__Preguntas__.
**a)** En el texto sobre el trekking de montaña, ¿cuántas horas por día suelen durar las travesías a pie?
**b)** Prosigue el texto sobre el trekking de montaña a partir de su última oración.

__Texto para analizar__.
- - - - -
Bajar el nivel de estrés, mejorar o mantener un buen estado físico, conocer geografía, algo de historia y de paso hacer buenas amistades, son algunos de los ingredientes que tiene el trekking de montaña. Más aún, cuando se trata de personas que rondan los 50 años de edad en adelante. Se trata de una tendencia que desde hace al menos tres años crece cada vez más, cuenta el guía profesional de esta actividad, Emilio Molina Marticorena.
El experto comenta que la posibilidad de hacer una actividad que resulta gratificante por conocer bellos paisajes sanjuaninos y hacer una vida sana es lo que buscan en este tiempo los sanjuaninos mayores. Entre los principales sitios para llevar a cabo las caminatas están los cerros de Ullum, Zonda y Pie de Palo.
Estas travesías a pie suelen hacerse según lo programado con anterioridad entre 2 a 6 horas por día, con desniveles en las montañas que van de 15 a 20 grados. Por lo general las faldas de cerros que tienen baja altura, como el Tres Marías, Sierras Azules, entre otros.
- - - - -
__Filas mostradas__.

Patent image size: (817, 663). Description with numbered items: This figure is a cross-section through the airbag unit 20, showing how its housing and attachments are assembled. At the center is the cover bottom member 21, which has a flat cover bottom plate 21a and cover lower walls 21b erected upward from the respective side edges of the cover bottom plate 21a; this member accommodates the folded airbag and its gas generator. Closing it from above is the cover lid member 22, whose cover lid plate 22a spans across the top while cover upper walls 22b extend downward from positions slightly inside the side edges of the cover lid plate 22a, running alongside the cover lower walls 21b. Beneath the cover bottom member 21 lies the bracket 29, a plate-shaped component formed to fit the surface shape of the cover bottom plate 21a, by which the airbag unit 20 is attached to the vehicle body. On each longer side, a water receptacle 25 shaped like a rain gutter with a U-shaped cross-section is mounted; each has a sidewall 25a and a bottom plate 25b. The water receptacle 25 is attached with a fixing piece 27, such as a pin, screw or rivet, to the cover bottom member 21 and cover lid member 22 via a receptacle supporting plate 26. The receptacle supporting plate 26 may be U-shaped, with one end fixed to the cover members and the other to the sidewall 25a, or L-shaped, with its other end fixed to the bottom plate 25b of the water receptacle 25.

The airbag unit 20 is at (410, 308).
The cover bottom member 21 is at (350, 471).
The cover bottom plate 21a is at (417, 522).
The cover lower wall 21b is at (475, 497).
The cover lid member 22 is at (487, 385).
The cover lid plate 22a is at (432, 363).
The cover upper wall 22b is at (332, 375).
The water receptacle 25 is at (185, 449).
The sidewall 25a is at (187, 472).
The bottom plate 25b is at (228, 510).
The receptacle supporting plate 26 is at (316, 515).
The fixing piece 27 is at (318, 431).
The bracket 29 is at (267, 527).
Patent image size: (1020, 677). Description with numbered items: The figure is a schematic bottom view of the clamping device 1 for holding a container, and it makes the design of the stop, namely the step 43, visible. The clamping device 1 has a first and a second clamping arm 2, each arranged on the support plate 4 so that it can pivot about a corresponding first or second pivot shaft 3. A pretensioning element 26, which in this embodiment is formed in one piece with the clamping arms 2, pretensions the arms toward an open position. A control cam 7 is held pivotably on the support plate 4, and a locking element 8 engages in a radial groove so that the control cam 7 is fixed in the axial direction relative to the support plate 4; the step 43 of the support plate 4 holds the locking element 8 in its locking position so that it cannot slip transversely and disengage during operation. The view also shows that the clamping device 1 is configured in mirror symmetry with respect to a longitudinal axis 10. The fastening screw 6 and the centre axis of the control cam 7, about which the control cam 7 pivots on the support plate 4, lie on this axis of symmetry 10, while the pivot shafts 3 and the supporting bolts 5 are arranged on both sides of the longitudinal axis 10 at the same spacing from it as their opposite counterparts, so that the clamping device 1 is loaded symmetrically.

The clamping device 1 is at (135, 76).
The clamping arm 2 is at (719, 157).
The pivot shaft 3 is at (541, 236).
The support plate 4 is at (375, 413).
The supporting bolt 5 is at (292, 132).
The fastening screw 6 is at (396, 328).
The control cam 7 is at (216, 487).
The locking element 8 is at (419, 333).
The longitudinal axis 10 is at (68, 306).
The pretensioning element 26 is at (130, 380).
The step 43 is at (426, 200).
- - - - -
__Respuestas por tarea__.
**a)** Entre 2 y 6 horas por día.

**b)**
Por lo general se hacen con grupos definidos de 5 personas o bien 10 ó 12, de ambos sexos, siempre acompañados por un guía profesional, que suelen ir a la precordillera. Hay distintas temáticas como para visitar lugares históricos con restos arqueológicos o bien la naturaleza. En otoño ver o disfrutar de la naturaleza y sus cambios de colores en la estación de otoño es algo imperdible.
Por lo general, las personas que comienzan la actividad lo hacen por recomendación médica. Para muchos, el mantener un buen estado físico es fundamental a la hora de encarar estas caminatas. Incluso hay quienes lo hacen como complemento terapéutico para bajar de peso y también para desestresarse de las presiones cotidianas. Es por eso que se recomienda para hombres y mujeres por igual.
Para aquellos que tienen la intención de incursionar en el trekking de montaña, hay que tener en cuenta que deben utilizar indumentaria adecuada. En ese sentido es aconsejable usar aquella que sea cómoda, como la deportiva. En cuestión de calzados es necesario el de trekking, debido a que tienen una suela especial para tal fin.
Como la estación otoñal está a pleno, lo mejor es utilizar, una campera de abrigo. El resto puede ser una remera, pantalón, sombrero o gorra.
Tan sólo hay una hora de viaje para llegar a la montaña. Por lo general, la concentración suele hacerse a las 15 en el Parque de Mayo, frente al monumento al General José de san Martín. Desde allí suelen irse hasta el lugar elegido.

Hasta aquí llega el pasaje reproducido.